[START Records provided]

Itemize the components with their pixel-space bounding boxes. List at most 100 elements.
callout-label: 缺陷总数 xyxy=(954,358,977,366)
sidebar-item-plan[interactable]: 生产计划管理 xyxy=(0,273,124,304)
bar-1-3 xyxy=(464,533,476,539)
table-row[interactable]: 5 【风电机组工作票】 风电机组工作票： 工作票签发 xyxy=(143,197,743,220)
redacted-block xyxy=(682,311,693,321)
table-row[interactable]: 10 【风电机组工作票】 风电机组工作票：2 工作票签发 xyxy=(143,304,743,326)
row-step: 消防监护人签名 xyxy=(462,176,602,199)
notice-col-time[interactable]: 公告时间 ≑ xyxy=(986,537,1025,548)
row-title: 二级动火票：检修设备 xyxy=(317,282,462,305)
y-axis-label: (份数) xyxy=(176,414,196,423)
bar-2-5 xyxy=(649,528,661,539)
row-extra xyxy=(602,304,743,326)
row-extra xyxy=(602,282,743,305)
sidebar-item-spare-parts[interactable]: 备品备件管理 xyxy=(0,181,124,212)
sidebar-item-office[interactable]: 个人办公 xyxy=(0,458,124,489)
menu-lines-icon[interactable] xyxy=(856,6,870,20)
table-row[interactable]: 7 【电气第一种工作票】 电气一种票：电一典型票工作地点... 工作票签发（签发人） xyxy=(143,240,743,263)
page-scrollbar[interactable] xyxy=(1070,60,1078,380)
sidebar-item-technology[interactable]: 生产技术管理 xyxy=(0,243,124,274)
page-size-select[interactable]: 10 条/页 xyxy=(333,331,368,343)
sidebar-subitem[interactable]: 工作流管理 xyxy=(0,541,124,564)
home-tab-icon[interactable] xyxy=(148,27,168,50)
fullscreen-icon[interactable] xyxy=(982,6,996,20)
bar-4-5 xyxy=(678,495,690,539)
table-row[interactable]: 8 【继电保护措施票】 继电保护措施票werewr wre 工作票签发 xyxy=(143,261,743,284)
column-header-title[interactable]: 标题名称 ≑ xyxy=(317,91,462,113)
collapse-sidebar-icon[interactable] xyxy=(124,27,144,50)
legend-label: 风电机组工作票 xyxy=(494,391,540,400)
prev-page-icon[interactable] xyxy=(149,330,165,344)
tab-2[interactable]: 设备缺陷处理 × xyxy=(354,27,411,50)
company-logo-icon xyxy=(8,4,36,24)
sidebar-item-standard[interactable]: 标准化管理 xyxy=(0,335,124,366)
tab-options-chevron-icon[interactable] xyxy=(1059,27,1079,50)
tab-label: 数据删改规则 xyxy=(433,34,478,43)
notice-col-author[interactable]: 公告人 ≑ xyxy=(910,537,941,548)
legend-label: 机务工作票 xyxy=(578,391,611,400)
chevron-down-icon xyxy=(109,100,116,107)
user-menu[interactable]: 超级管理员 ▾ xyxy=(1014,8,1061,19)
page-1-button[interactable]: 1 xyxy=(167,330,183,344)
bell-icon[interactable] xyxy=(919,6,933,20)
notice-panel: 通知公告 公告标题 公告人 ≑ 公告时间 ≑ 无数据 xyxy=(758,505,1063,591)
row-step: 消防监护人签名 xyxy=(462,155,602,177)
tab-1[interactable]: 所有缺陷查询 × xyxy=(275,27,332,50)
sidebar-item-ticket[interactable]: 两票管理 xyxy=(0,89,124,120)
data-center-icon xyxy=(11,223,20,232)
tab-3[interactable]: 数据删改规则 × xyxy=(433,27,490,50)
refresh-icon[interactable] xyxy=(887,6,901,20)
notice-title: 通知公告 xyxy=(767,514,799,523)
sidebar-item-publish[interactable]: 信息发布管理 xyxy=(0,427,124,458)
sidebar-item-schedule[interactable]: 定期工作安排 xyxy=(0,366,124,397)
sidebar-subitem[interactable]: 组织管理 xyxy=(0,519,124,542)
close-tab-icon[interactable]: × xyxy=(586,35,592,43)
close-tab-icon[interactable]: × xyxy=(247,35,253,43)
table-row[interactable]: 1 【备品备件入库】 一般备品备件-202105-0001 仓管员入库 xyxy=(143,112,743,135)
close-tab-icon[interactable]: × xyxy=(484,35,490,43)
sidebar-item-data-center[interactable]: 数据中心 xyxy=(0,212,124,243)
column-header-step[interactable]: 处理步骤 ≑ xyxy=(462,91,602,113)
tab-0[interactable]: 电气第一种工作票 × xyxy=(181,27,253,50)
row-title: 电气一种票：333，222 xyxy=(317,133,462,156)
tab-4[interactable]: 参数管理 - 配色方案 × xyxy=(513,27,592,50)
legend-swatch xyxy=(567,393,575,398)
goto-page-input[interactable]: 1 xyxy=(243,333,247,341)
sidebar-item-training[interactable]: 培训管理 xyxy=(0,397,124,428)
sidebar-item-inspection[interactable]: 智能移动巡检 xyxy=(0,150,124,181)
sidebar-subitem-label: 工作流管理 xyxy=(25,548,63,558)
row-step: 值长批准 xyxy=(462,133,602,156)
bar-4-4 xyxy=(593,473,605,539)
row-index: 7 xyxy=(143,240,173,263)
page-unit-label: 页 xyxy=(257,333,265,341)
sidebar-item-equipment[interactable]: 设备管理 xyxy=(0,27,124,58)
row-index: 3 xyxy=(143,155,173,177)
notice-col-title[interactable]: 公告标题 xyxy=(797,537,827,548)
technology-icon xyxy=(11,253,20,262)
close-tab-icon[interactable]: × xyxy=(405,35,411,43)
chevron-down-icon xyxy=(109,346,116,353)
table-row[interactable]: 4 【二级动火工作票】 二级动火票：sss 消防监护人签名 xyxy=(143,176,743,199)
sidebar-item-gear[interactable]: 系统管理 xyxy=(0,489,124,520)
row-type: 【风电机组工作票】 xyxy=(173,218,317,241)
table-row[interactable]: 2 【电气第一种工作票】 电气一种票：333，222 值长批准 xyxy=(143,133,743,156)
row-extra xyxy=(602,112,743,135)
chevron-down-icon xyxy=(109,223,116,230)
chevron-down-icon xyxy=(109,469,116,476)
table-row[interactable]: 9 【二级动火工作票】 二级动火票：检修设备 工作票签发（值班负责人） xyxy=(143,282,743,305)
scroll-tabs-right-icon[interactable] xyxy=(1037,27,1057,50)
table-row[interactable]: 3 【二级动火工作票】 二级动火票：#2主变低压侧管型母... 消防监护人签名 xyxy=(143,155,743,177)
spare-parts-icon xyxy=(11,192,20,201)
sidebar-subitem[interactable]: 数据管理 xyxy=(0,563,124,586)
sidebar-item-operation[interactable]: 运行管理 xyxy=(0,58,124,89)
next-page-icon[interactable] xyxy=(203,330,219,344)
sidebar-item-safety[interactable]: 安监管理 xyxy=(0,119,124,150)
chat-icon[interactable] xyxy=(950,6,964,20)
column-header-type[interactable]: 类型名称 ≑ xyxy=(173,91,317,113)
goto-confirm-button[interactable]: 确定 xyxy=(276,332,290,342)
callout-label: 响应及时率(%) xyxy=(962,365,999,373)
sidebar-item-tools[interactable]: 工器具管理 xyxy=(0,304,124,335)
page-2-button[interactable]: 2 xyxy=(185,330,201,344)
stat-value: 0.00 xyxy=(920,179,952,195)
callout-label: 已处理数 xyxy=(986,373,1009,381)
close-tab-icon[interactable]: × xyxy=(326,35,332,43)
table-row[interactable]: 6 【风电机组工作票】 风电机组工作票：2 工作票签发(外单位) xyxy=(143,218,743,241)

[END Records provided]

▶ **Request**
Can you copy out all of the lines above, character for character, without changing anything?

▶ **Solution for this exercise**
Itemize the components with their pixel-space bounding boxes. List at most 100 elements.
callout-label: 缺陷总数 xyxy=(954,358,977,366)
sidebar-item-plan[interactable]: 生产计划管理 xyxy=(0,273,124,304)
bar-1-3 xyxy=(464,533,476,539)
table-row[interactable]: 5 【风电机组工作票】 风电机组工作票： 工作票签发 xyxy=(143,197,743,220)
redacted-block xyxy=(682,311,693,321)
table-row[interactable]: 10 【风电机组工作票】 风电机组工作票：2 工作票签发 xyxy=(143,304,743,326)
row-step: 消防监护人签名 xyxy=(462,176,602,199)
notice-col-time[interactable]: 公告时间 ≑ xyxy=(986,537,1025,548)
row-title: 二级动火票：检修设备 xyxy=(317,282,462,305)
y-axis-label: (份数) xyxy=(176,414,196,423)
bar-2-5 xyxy=(649,528,661,539)
row-extra xyxy=(602,304,743,326)
row-extra xyxy=(602,282,743,305)
sidebar-item-spare-parts[interactable]: 备品备件管理 xyxy=(0,181,124,212)
sidebar-item-office[interactable]: 个人办公 xyxy=(0,458,124,489)
menu-lines-icon[interactable] xyxy=(856,6,870,20)
table-row[interactable]: 7 【电气第一种工作票】 电气一种票：电一典型票工作地点... 工作票签发（签发人） xyxy=(143,240,743,263)
page-scrollbar[interactable] xyxy=(1070,60,1078,380)
sidebar-item-technology[interactable]: 生产技术管理 xyxy=(0,243,124,274)
page-size-select[interactable]: 10 条/页 xyxy=(333,331,368,343)
sidebar-subitem[interactable]: 工作流管理 xyxy=(0,541,124,564)
home-tab-icon[interactable] xyxy=(148,27,168,50)
fullscreen-icon[interactable] xyxy=(982,6,996,20)
bar-4-5 xyxy=(678,495,690,539)
table-row[interactable]: 8 【继电保护措施票】 继电保护措施票werewr wre 工作票签发 xyxy=(143,261,743,284)
column-header-title[interactable]: 标题名称 ≑ xyxy=(317,91,462,113)
collapse-sidebar-icon[interactable] xyxy=(124,27,144,50)
legend-label: 风电机组工作票 xyxy=(494,391,540,400)
prev-page-icon[interactable] xyxy=(149,330,165,344)
tab-2[interactable]: 设备缺陷处理 × xyxy=(354,27,411,50)
company-logo-icon xyxy=(8,4,36,24)
sidebar-item-standard[interactable]: 标准化管理 xyxy=(0,335,124,366)
tab-options-chevron-icon[interactable] xyxy=(1059,27,1079,50)
tab-label: 数据删改规则 xyxy=(433,34,478,43)
notice-col-author[interactable]: 公告人 ≑ xyxy=(910,537,941,548)
legend-label: 机务工作票 xyxy=(578,391,611,400)
chevron-down-icon xyxy=(109,100,116,107)
user-menu[interactable]: 超级管理员 ▾ xyxy=(1014,8,1061,19)
page-1-button[interactable]: 1 xyxy=(167,330,183,344)
bell-icon[interactable] xyxy=(919,6,933,20)
notice-panel: 通知公告 公告标题 公告人 ≑ 公告时间 ≑ 无数据 xyxy=(758,505,1063,591)
row-step: 消防监护人签名 xyxy=(462,155,602,177)
tab-1[interactable]: 所有缺陷查询 × xyxy=(275,27,332,50)
sidebar-item-ticket[interactable]: 两票管理 xyxy=(0,89,124,120)
data-center-icon xyxy=(11,223,20,232)
tab-3[interactable]: 数据删改规则 × xyxy=(433,27,490,50)
refresh-icon[interactable] xyxy=(887,6,901,20)
notice-title: 通知公告 xyxy=(767,514,799,523)
sidebar-item-publish[interactable]: 信息发布管理 xyxy=(0,427,124,458)
sidebar-item-schedule[interactable]: 定期工作安排 xyxy=(0,366,124,397)
sidebar-subitem[interactable]: 组织管理 xyxy=(0,519,124,542)
close-tab-icon[interactable]: × xyxy=(586,35,592,43)
close-tab-icon[interactable]: × xyxy=(247,35,253,43)
table-row[interactable]: 1 【备品备件入库】 一般备品备件-202105-0001 仓管员入库 xyxy=(143,112,743,135)
close-tab-icon[interactable]: × xyxy=(484,35,490,43)
sidebar-item-data-center[interactable]: 数据中心 xyxy=(0,212,124,243)
column-header-step[interactable]: 处理步骤 ≑ xyxy=(462,91,602,113)
tab-0[interactable]: 电气第一种工作票 × xyxy=(181,27,253,50)
row-title: 电气一种票：333，222 xyxy=(317,133,462,156)
tab-4[interactable]: 参数管理 - 配色方案 × xyxy=(513,27,592,50)
legend-swatch xyxy=(567,393,575,398)
goto-page-input[interactable]: 1 xyxy=(243,333,247,341)
sidebar-item-training[interactable]: 培训管理 xyxy=(0,397,124,428)
sidebar-item-inspection[interactable]: 智能移动巡检 xyxy=(0,150,124,181)
sidebar-subitem-label: 工作流管理 xyxy=(25,548,63,558)
row-step: 值长批准 xyxy=(462,133,602,156)
bar-4-4 xyxy=(593,473,605,539)
row-index: 7 xyxy=(143,240,173,263)
page-unit-label: 页 xyxy=(257,333,265,341)
sidebar-item-equipment[interactable]: 设备管理 xyxy=(0,27,124,58)
row-index: 3 xyxy=(143,155,173,177)
notice-col-title[interactable]: 公告标题 xyxy=(797,537,827,548)
technology-icon xyxy=(11,253,20,262)
close-tab-icon[interactable]: × xyxy=(405,35,411,43)
chevron-down-icon xyxy=(109,346,116,353)
table-row[interactable]: 4 【二级动火工作票】 二级动火票：sss 消防监护人签名 xyxy=(143,176,743,199)
sidebar-item-gear[interactable]: 系统管理 xyxy=(0,489,124,520)
row-type: 【风电机组工作票】 xyxy=(173,218,317,241)
table-row[interactable]: 2 【电气第一种工作票】 电气一种票：333，222 值长批准 xyxy=(143,133,743,156)
row-extra xyxy=(602,112,743,135)
chevron-down-icon xyxy=(109,223,116,230)
chevron-down-icon xyxy=(109,469,116,476)
table-row[interactable]: 9 【二级动火工作票】 二级动火票：检修设备 工作票签发（值班负责人） xyxy=(143,282,743,305)
scroll-tabs-right-icon[interactable] xyxy=(1037,27,1057,50)
table-row[interactable]: 3 【二级动火工作票】 二级动火票：#2主变低压侧管型母... 消防监护人签名 xyxy=(143,155,743,177)
spare-parts-icon xyxy=(11,192,20,201)
sidebar-subitem[interactable]: 数据管理 xyxy=(0,563,124,586)
sidebar-item-operation[interactable]: 运行管理 xyxy=(0,58,124,89)
next-page-icon[interactable] xyxy=(203,330,219,344)
sidebar-item-safety[interactable]: 安监管理 xyxy=(0,119,124,150)
chat-icon[interactable] xyxy=(950,6,964,20)
column-header-type[interactable]: 类型名称 ≑ xyxy=(173,91,317,113)
goto-confirm-button[interactable]: 确定 xyxy=(276,332,290,342)
callout-label: 响应及时率(%) xyxy=(962,365,999,373)
sidebar-item-tools[interactable]: 工器具管理 xyxy=(0,304,124,335)
page-2-button[interactable]: 2 xyxy=(185,330,201,344)
stat-value: 0.00 xyxy=(920,179,952,195)
callout-label: 已处理数 xyxy=(986,373,1009,381)
close-tab-icon[interactable]: × xyxy=(326,35,332,43)
table-row[interactable]: 6 【风电机组工作票】 风电机组工作票：2 工作票签发(外单位) xyxy=(143,218,743,241)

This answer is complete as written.